[Data entries for graphics]
==*==
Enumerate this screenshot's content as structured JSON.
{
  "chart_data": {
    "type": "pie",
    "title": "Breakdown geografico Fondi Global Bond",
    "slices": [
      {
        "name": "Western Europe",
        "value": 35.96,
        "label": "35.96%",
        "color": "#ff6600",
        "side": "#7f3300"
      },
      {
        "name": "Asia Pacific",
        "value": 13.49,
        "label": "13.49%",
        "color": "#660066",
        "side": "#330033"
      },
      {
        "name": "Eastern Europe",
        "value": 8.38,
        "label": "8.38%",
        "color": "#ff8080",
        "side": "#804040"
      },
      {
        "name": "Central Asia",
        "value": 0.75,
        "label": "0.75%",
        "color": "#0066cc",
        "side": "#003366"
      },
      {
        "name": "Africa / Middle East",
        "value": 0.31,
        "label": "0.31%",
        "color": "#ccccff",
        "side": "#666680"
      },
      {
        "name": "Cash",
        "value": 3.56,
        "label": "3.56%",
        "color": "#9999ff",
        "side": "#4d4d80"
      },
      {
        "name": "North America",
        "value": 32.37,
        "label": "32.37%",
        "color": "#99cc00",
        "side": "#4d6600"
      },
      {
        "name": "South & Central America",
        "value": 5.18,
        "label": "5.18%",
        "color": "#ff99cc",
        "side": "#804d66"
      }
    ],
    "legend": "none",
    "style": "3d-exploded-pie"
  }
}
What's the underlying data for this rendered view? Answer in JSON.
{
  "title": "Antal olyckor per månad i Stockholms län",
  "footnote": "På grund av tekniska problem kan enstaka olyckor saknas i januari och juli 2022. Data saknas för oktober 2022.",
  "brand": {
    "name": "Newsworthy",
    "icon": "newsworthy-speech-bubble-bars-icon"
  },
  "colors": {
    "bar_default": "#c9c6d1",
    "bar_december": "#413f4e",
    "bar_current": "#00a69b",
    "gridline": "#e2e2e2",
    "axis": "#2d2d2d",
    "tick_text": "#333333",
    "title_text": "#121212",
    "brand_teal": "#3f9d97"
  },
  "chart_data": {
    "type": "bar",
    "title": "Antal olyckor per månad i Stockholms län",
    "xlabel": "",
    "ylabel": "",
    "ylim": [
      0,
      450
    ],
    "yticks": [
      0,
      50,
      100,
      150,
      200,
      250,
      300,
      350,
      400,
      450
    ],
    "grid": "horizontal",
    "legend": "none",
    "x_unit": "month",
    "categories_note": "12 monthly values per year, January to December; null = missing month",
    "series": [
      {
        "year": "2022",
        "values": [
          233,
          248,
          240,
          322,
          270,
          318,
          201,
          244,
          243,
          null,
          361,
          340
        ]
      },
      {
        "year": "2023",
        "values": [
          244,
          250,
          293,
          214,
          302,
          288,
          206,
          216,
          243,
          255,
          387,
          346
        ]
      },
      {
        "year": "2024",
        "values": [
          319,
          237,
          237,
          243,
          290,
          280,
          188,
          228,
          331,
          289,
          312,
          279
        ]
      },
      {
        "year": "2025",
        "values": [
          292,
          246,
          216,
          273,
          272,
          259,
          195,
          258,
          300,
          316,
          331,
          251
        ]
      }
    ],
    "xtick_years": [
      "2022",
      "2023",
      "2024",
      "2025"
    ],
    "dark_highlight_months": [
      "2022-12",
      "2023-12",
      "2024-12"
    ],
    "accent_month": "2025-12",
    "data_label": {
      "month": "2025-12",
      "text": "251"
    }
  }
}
==*==
WHAT IS ASKED >>
Extract every record and return it verbatim.

EXERCISE OUTPUT >>
Enumerate this screenshot's content as structured JSON.
{
  "chart_data": {
    "type": "pie",
    "title": "Breakdown geografico Fondi Global Bond",
    "slices": [
      {
        "name": "Western Europe",
        "value": 35.96,
        "label": "35.96%",
        "color": "#ff6600",
        "side": "#7f3300"
      },
      {
        "name": "Asia Pacific",
        "value": 13.49,
        "label": "13.49%",
        "color": "#660066",
        "side": "#330033"
      },
      {
        "name": "Eastern Europe",
        "value": 8.38,
        "label": "8.38%",
        "color": "#ff8080",
        "side": "#804040"
      },
      {
        "name": "Central Asia",
        "value": 0.75,
        "label": "0.75%",
        "color": "#0066cc",
        "side": "#003366"
      },
      {
        "name": "Africa / Middle East",
        "value": 0.31,
        "label": "0.31%",
        "color": "#ccccff",
        "side": "#666680"
      },
      {
        "name": "Cash",
        "value": 3.56,
        "label": "3.56%",
        "color": "#9999ff",
        "side": "#4d4d80"
      },
      {
        "name": "North America",
        "value": 32.37,
        "label": "32.37%",
        "color": "#99cc00",
        "side": "#4d6600"
      },
      {
        "name": "South & Central America",
        "value": 5.18,
        "label": "5.18%",
        "color": "#ff99cc",
        "side": "#804d66"
      }
    ],
    "legend": "none",
    "style": "3d-exploded-pie"
  }
}
What's the underlying data for this rendered view? Answer in JSON.
{
  "title": "Antal olyckor per månad i Stockholms län",
  "footnote": "På grund av tekniska problem kan enstaka olyckor saknas i januari och juli 2022. Data saknas för oktober 2022.",
  "brand": {
    "name": "Newsworthy",
    "icon": "newsworthy-speech-bubble-bars-icon"
  },
  "colors": {
    "bar_default": "#c9c6d1",
    "bar_december": "#413f4e",
    "bar_current": "#00a69b",
    "gridline": "#e2e2e2",
    "axis": "#2d2d2d",
    "tick_text": "#333333",
    "title_text": "#121212",
    "brand_teal": "#3f9d97"
  },
  "chart_data": {
    "type": "bar",
    "title": "Antal olyckor per månad i Stockholms län",
    "xlabel": "",
    "ylabel": "",
    "ylim": [
      0,
      450
    ],
    "yticks": [
      0,
      50,
      100,
      150,
      200,
      250,
      300,
      350,
      400,
      450
    ],
    "grid": "horizontal",
    "legend": "none",
    "x_unit": "month",
    "categories_note": "12 monthly values per year, January to December; null = missing month",
    "series": [
      {
        "year": "2022",
        "values": [
          233,
          248,
          240,
          322,
          270,
          318,
          201,
          244,
          243,
          null,
          361,
          340
        ]
      },
      {
        "year": "2023",
        "values": [
          244,
          250,
          293,
          214,
          302,
          288,
          206,
          216,
          243,
          255,
          387,
          346
        ]
      },
      {
        "year": "2024",
        "values": [
          319,
          237,
          237,
          243,
          290,
          280,
          188,
          228,
          331,
          289,
          312,
          279
        ]
      },
      {
        "year": "2025",
        "values": [
          292,
          246,
          216,
          273,
          272,
          259,
          195,
          258,
          300,
          316,
          331,
          251
        ]
      }
    ],
    "xtick_years": [
      "2022",
      "2023",
      "2024",
      "2025"
    ],
    "dark_highlight_months": [
      "2022-12",
      "2023-12",
      "2024-12"
    ],
    "accent_month": "2025-12",
    "data_label": {
      "month": "2025-12",
      "text": "251"
    }
  }
}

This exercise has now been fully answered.